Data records
-------

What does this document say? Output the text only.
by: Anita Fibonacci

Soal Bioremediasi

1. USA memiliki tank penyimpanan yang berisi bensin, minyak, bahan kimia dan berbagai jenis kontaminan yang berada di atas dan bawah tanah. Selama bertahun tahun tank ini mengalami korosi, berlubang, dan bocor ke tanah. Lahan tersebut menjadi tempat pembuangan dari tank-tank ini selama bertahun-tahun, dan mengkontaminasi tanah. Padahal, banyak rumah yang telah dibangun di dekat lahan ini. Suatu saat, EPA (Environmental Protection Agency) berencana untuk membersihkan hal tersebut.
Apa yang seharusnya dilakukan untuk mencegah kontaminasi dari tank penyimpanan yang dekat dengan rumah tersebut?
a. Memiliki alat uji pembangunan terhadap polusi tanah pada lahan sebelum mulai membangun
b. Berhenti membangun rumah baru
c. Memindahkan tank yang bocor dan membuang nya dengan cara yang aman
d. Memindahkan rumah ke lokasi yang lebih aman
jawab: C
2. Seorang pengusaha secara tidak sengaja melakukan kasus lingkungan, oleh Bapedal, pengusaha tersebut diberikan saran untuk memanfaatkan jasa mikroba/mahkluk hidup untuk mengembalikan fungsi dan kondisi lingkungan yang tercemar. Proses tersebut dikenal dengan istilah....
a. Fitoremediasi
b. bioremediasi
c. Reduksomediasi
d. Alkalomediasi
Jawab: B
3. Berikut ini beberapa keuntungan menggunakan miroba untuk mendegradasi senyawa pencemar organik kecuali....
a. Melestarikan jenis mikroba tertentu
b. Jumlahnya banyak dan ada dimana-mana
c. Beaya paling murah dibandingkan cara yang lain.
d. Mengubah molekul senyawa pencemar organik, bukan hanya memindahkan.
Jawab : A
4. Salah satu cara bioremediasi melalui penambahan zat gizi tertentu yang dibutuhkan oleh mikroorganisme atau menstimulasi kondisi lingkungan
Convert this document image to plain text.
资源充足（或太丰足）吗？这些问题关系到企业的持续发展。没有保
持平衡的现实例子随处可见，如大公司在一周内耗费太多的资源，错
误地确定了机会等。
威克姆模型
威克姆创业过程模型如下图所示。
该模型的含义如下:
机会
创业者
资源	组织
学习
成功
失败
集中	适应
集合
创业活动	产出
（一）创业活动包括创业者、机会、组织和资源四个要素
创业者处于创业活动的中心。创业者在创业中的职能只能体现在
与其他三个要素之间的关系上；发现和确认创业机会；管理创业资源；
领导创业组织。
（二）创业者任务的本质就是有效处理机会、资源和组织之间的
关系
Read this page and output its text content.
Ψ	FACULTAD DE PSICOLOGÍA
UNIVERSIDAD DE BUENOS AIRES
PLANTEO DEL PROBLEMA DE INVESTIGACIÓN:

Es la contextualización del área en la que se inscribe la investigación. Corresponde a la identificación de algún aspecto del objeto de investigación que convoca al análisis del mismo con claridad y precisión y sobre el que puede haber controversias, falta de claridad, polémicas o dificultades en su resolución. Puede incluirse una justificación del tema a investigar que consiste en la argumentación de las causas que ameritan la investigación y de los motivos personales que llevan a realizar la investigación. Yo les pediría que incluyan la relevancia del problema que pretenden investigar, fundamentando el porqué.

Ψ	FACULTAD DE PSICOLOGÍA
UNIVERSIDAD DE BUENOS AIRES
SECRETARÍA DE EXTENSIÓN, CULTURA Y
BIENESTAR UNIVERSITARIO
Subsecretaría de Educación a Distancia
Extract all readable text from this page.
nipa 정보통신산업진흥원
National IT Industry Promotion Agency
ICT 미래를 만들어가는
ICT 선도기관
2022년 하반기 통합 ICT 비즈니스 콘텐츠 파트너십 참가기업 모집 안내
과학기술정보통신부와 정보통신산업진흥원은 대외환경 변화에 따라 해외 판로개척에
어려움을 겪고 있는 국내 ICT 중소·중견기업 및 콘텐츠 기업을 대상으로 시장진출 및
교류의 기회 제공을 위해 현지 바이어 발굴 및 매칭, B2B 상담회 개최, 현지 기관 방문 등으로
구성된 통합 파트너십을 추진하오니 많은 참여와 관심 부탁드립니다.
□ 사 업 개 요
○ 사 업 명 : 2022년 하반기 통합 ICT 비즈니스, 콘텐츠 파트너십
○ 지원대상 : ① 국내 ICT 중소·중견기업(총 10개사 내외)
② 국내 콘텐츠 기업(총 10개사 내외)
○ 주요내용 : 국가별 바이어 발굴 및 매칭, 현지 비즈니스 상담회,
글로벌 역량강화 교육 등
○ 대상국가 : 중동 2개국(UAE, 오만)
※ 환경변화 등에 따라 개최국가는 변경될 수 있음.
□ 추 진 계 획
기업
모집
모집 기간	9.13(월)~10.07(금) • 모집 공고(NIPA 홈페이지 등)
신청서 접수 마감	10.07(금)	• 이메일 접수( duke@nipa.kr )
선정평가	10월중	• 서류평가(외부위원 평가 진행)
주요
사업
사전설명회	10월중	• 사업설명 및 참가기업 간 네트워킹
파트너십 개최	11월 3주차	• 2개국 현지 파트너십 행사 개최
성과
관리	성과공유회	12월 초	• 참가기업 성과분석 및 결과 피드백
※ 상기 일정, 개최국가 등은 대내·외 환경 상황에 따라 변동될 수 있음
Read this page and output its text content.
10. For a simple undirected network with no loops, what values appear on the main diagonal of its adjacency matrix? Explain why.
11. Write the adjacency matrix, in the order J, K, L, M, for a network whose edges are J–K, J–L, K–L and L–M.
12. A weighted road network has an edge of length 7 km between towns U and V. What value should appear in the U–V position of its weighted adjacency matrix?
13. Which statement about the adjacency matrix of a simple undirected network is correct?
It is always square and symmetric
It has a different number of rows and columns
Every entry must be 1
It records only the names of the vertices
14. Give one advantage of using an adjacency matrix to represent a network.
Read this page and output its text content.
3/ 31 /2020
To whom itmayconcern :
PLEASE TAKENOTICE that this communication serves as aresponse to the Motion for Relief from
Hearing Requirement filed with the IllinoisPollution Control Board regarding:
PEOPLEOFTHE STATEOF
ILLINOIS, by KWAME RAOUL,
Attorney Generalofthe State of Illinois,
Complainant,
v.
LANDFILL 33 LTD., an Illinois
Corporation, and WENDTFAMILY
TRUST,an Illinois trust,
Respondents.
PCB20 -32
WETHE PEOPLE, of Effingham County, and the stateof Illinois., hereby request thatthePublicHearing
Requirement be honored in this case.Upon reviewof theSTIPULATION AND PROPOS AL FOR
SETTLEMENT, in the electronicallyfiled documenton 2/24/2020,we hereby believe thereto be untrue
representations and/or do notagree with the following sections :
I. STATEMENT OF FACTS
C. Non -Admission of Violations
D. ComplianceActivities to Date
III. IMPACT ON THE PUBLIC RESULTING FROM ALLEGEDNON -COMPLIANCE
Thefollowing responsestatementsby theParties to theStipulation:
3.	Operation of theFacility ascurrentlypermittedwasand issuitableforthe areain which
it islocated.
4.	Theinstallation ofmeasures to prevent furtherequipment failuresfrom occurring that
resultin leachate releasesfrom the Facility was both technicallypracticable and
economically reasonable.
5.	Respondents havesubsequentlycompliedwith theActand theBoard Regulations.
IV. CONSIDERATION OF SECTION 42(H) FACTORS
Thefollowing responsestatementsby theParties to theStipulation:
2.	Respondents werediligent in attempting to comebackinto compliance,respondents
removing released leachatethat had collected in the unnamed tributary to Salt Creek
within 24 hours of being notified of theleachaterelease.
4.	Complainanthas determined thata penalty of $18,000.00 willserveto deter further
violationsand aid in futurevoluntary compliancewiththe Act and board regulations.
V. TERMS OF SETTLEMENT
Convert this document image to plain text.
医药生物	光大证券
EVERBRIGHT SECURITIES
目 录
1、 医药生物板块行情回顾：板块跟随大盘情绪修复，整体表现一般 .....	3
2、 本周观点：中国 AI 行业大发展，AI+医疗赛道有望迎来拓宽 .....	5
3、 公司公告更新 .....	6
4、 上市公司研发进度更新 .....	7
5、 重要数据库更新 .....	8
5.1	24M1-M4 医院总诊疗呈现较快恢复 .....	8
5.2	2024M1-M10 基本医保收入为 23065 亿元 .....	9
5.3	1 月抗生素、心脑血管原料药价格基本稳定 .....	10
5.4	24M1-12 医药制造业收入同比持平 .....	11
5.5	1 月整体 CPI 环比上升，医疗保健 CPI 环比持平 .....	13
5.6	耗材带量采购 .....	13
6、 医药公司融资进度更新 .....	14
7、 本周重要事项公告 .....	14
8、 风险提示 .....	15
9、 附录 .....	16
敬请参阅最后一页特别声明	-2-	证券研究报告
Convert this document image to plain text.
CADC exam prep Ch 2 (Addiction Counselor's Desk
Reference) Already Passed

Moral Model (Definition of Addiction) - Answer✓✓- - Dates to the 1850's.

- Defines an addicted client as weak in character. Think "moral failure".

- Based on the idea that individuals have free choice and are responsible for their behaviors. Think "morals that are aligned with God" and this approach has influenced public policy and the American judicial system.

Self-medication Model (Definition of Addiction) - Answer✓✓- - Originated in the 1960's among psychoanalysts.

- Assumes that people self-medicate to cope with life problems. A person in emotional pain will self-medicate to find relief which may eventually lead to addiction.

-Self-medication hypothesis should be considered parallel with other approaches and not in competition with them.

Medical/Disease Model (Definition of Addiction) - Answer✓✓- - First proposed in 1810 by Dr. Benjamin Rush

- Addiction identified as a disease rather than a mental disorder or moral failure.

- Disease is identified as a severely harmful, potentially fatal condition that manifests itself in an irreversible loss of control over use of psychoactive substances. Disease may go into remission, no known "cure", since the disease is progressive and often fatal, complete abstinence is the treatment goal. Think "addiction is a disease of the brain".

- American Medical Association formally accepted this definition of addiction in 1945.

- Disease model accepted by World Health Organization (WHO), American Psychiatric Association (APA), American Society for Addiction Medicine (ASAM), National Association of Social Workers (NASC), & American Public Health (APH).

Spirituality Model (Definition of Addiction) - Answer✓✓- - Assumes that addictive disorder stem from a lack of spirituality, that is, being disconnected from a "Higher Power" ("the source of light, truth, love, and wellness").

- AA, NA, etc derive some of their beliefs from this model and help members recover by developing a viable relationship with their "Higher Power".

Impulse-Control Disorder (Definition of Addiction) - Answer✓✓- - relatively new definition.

-------

* What you are asked to do:
Select all lines with the word "being" from the entries above.

* Answer to the task:
within 24 hours of being notified of theleachaterelease.
Spirituality Model (Definition of Addiction) - Answer✓✓- - Assumes that addictive disorder stem from a lack of spirituality, that is, being disconnected from a "Higher Power" ("the source of light, truth, love, and wellness").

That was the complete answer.